Task goal:
Reproduce the entries exactly.

Excerpted records:
--

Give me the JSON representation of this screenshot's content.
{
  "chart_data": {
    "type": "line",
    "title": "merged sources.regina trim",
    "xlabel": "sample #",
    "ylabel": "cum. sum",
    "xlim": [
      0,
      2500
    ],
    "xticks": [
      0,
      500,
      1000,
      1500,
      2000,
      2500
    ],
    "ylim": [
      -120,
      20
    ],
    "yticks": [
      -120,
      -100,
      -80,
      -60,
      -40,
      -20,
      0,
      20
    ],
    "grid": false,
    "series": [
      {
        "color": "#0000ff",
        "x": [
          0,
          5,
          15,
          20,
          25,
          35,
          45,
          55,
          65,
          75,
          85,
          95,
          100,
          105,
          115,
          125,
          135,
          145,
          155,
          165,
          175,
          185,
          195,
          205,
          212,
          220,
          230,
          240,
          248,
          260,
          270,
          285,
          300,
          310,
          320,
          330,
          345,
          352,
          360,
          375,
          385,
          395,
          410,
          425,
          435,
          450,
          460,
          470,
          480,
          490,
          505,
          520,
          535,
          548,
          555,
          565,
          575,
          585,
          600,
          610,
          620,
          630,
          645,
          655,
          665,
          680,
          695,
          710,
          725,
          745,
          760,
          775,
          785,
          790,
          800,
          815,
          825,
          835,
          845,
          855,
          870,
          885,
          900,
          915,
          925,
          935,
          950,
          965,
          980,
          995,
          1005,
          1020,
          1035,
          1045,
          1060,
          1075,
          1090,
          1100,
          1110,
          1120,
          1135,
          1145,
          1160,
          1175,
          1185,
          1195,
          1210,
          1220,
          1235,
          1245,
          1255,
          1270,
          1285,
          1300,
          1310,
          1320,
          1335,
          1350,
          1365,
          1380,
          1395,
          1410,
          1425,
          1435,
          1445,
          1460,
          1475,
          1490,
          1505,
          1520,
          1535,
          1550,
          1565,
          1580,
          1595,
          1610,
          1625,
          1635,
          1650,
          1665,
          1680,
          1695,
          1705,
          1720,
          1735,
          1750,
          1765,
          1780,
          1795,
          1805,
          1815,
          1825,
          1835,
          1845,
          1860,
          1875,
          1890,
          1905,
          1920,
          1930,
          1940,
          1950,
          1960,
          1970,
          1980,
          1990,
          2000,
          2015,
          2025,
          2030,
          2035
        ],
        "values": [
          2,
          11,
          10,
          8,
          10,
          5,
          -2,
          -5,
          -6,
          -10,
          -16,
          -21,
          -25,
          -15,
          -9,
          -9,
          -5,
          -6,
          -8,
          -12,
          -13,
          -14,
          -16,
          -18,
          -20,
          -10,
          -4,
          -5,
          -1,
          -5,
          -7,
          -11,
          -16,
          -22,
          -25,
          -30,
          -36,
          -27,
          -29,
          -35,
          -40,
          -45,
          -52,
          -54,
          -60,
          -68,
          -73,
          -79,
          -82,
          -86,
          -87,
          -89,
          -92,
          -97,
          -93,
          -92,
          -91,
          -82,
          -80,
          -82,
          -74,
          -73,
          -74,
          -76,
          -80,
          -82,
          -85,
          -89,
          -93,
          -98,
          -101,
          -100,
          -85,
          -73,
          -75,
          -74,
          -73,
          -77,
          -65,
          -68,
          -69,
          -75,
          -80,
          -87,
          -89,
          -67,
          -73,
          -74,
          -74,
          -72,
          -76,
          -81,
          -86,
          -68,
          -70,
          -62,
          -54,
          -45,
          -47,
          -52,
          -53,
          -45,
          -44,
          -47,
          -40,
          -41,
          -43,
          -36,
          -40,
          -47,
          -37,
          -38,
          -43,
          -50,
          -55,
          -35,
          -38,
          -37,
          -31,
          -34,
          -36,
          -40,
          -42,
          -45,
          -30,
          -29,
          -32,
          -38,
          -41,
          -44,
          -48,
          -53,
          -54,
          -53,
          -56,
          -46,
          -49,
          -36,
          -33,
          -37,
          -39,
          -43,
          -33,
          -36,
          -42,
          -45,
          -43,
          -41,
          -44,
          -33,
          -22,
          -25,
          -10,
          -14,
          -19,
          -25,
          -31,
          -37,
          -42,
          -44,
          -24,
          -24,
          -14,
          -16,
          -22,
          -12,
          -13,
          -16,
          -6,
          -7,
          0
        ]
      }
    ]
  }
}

--

Answer for this exercise:
Give me the JSON representation of this screenshot's content.
{
  "chart_data": {
    "type": "line",
    "title": "merged sources.regina trim",
    "xlabel": "sample #",
    "ylabel": "cum. sum",
    "xlim": [
      0,
      2500
    ],
    "xticks": [
      0,
      500,
      1000,
      1500,
      2000,
      2500
    ],
    "ylim": [
      -120,
      20
    ],
    "yticks": [
      -120,
      -100,
      -80,
      -60,
      -40,
      -20,
      0,
      20
    ],
    "grid": false,
    "series": [
      {
        "color": "#0000ff",
        "x": [
          0,
          5,
          15,
          20,
          25,
          35,
          45,
          55,
          65,
          75,
          85,
          95,
          100,
          105,
          115,
          125,
          135,
          145,
          155,
          165,
          175,
          185,
          195,
          205,
          212,
          220,
          230,
          240,
          248,
          260,
          270,
          285,
          300,
          310,
          320,
          330,
          345,
          352,
          360,
          375,
          385,
          395,
          410,
          425,
          435,
          450,
          460,
          470,
          480,
          490,
          505,
          520,
          535,
          548,
          555,
          565,
          575,
          585,
          600,
          610,
          620,
          630,
          645,
          655,
          665,
          680,
          695,
          710,
          725,
          745,
          760,
          775,
          785,
          790,
          800,
          815,
          825,
          835,
          845,
          855,
          870,
          885,
          900,
          915,
          925,
          935,
          950,
          965,
          980,
          995,
          1005,
          1020,
          1035,
          1045,
          1060,
          1075,
          1090,
          1100,
          1110,
          1120,
          1135,
          1145,
          1160,
          1175,
          1185,
          1195,
          1210,
          1220,
          1235,
          1245,
          1255,
          1270,
          1285,
          1300,
          1310,
          1320,
          1335,
          1350,
          1365,
          1380,
          1395,
          1410,
          1425,
          1435,
          1445,
          1460,
          1475,
          1490,
          1505,
          1520,
          1535,
          1550,
          1565,
          1580,
          1595,
          1610,
          1625,
          1635,
          1650,
          1665,
          1680,
          1695,
          1705,
          1720,
          1735,
          1750,
          1765,
          1780,
          1795,
          1805,
          1815,
          1825,
          1835,
          1845,
          1860,
          1875,
          1890,
          1905,
          1920,
          1930,
          1940,
          1950,
          1960,
          1970,
          1980,
          1990,
          2000,
          2015,
          2025,
          2030,
          2035
        ],
        "values": [
          2,
          11,
          10,
          8,
          10,
          5,
          -2,
          -5,
          -6,
          -10,
          -16,
          -21,
          -25,
          -15,
          -9,
          -9,
          -5,
          -6,
          -8,
          -12,
          -13,
          -14,
          -16,
          -18,
          -20,
          -10,
          -4,
          -5,
          -1,
          -5,
          -7,
          -11,
          -16,
          -22,
          -25,
          -30,
          -36,
          -27,
          -29,
          -35,
          -40,
          -45,
          -52,
          -54,
          -60,
          -68,
          -73,
          -79,
          -82,
          -86,
          -87,
          -89,
          -92,
          -97,
          -93,
          -92,
          -91,
          -82,
          -80,
          -82,
          -74,
          -73,
          -74,
          -76,
          -80,
          -82,
          -85,
          -89,
          -93,
          -98,
          -101,
          -100,
          -85,
          -73,
          -75,
          -74,
          -73,
          -77,
          -65,
          -68,
          -69,
          -75,
          -80,
          -87,
          -89,
          -67,
          -73,
          -74,
          -74,
          -72,
          -76,
          -81,
          -86,
          -68,
          -70,
          -62,
          -54,
          -45,
          -47,
          -52,
          -53,
          -45,
          -44,
          -47,
          -40,
          -41,
          -43,
          -36,
          -40,
          -47,
          -37,
          -38,
          -43,
          -50,
          -55,
          -35,
          -38,
          -37,
          -31,
          -34,
          -36,
          -40,
          -42,
          -45,
          -30,
          -29,
          -32,
          -38,
          -41,
          -44,
          -48,
          -53,
          -54,
          -53,
          -56,
          -46,
          -49,
          -36,
          -33,
          -37,
          -39,
          -43,
          -33,
          -36,
          -42,
          -45,
          -43,
          -41,
          -44,
          -33,
          -22,
          -25,
          -10,
          -14,
          -19,
          -25,
          -31,
          -37,
          -42,
          -44,
          -24,
          -24,
          -14,
          -16,
          -22,
          -12,
          -13,
          -16,
          -6,
          -7,
          0
        ]
      }
    ]
  }
}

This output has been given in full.